(DIRECTIONS)
Wherever a line below holds the word "name", copy that line.

(RECORDED DATA)

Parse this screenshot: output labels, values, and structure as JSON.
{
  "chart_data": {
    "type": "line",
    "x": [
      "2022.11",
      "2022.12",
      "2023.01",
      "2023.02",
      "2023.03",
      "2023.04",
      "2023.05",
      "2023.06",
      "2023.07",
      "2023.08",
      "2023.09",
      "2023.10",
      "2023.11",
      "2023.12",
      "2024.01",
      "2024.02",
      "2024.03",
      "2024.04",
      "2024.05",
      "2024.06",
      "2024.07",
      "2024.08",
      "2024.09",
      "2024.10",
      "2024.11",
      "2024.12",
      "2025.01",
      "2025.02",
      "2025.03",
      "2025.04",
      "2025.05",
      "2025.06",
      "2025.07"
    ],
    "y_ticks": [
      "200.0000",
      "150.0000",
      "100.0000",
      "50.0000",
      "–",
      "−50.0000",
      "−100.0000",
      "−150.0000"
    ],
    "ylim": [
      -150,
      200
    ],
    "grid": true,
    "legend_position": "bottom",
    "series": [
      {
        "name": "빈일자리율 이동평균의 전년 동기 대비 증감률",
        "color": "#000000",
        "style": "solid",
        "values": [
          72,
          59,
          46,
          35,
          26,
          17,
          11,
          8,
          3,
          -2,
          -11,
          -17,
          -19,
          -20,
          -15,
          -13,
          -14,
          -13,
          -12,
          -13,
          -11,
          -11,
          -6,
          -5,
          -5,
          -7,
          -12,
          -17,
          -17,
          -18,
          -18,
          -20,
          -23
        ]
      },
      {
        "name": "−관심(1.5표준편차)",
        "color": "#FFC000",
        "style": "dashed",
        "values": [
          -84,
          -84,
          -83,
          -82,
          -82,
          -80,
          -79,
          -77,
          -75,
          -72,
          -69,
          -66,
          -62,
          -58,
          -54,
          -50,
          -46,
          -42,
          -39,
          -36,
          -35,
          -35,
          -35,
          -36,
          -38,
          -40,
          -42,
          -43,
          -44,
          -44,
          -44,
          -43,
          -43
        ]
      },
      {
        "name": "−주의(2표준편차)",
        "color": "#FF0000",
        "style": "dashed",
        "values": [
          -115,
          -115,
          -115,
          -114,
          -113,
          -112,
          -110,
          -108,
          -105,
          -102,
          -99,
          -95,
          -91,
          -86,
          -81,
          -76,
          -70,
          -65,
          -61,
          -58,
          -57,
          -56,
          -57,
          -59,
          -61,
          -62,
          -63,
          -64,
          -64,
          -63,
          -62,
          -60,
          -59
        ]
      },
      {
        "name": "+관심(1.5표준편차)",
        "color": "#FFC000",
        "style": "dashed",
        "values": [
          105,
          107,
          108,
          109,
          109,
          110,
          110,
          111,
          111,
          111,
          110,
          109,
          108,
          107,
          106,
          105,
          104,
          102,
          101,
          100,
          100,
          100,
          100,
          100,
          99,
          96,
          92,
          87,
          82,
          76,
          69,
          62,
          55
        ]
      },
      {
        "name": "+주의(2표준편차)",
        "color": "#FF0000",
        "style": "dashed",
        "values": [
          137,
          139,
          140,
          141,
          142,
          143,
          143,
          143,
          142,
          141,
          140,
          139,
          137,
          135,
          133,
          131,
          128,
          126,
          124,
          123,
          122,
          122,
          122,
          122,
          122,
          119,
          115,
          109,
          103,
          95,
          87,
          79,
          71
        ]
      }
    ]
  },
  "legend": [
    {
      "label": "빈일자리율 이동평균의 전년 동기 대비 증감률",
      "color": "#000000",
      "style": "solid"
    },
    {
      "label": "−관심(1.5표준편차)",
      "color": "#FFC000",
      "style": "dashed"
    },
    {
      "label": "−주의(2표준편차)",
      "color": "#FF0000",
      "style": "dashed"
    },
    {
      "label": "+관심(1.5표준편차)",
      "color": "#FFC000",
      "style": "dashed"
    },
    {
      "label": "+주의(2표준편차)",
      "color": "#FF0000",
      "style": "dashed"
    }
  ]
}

(SOLUTION TO THE PROBLEM)
        "name": "빈일자리율 이동평균의 전년 동기 대비 증감률",
        "name": "−관심(1.5표준편차)",
        "name": "−주의(2표준편차)",
        "name": "+관심(1.5표준편차)",
        "name": "+주의(2표준편차)",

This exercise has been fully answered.